[Chart and figure data]
════════

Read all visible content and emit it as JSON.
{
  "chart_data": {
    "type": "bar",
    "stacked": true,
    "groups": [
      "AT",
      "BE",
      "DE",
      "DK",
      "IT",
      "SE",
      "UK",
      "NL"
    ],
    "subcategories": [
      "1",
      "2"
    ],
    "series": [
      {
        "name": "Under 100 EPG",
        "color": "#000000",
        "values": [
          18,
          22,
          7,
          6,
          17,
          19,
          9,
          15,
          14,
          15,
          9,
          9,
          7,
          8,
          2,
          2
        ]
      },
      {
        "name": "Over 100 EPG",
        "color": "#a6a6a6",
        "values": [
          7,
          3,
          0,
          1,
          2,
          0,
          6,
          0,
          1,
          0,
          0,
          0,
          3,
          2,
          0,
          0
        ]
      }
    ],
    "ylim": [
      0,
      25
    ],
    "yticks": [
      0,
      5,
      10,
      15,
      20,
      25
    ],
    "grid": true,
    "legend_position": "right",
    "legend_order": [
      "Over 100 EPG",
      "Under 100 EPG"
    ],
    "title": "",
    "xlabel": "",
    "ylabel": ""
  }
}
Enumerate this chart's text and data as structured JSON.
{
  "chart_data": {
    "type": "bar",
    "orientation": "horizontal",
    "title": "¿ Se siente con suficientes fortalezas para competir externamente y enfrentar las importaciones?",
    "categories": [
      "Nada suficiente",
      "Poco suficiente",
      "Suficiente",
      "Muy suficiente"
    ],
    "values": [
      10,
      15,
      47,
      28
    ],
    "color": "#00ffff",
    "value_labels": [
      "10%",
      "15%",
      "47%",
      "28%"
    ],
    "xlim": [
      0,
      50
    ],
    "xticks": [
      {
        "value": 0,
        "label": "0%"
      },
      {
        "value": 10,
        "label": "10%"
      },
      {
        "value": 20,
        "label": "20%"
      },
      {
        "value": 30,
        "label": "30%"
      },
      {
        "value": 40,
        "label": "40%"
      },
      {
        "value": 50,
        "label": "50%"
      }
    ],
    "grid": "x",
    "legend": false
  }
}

════════

→ WHAT YOU WILL DO: The records above should be repeated in full, exactly as given.

→ THE OUTPUT:
Read all visible content and emit it as JSON.
{
  "chart_data": {
    "type": "bar",
    "stacked": true,
    "groups": [
      "AT",
      "BE",
      "DE",
      "DK",
      "IT",
      "SE",
      "UK",
      "NL"
    ],
    "subcategories": [
      "1",
      "2"
    ],
    "series": [
      {
        "name": "Under 100 EPG",
        "color": "#000000",
        "values": [
          18,
          22,
          7,
          6,
          17,
          19,
          9,
          15,
          14,
          15,
          9,
          9,
          7,
          8,
          2,
          2
        ]
      },
      {
        "name": "Over 100 EPG",
        "color": "#a6a6a6",
        "values": [
          7,
          3,
          0,
          1,
          2,
          0,
          6,
          0,
          1,
          0,
          0,
          0,
          3,
          2,
          0,
          0
        ]
      }
    ],
    "ylim": [
      0,
      25
    ],
    "yticks": [
      0,
      5,
      10,
      15,
      20,
      25
    ],
    "grid": true,
    "legend_position": "right",
    "legend_order": [
      "Over 100 EPG",
      "Under 100 EPG"
    ],
    "title": "",
    "xlabel": "",
    "ylabel": ""
  }
}
Enumerate this chart's text and data as structured JSON.
{
  "chart_data": {
    "type": "bar",
    "orientation": "horizontal",
    "title": "¿ Se siente con suficientes fortalezas para competir externamente y enfrentar las importaciones?",
    "categories": [
      "Nada suficiente",
      "Poco suficiente",
      "Suficiente",
      "Muy suficiente"
    ],
    "values": [
      10,
      15,
      47,
      28
    ],
    "color": "#00ffff",
    "value_labels": [
      "10%",
      "15%",
      "47%",
      "28%"
    ],
    "xlim": [
      0,
      50
    ],
    "xticks": [
      {
        "value": 0,
        "label": "0%"
      },
      {
        "value": 10,
        "label": "10%"
      },
      {
        "value": 20,
        "label": "20%"
      },
      {
        "value": 30,
        "label": "30%"
      },
      {
        "value": 40,
        "label": "40%"
      },
      {
        "value": 50,
        "label": "50%"
      }
    ],
    "grid": "x",
    "legend": false
  }
}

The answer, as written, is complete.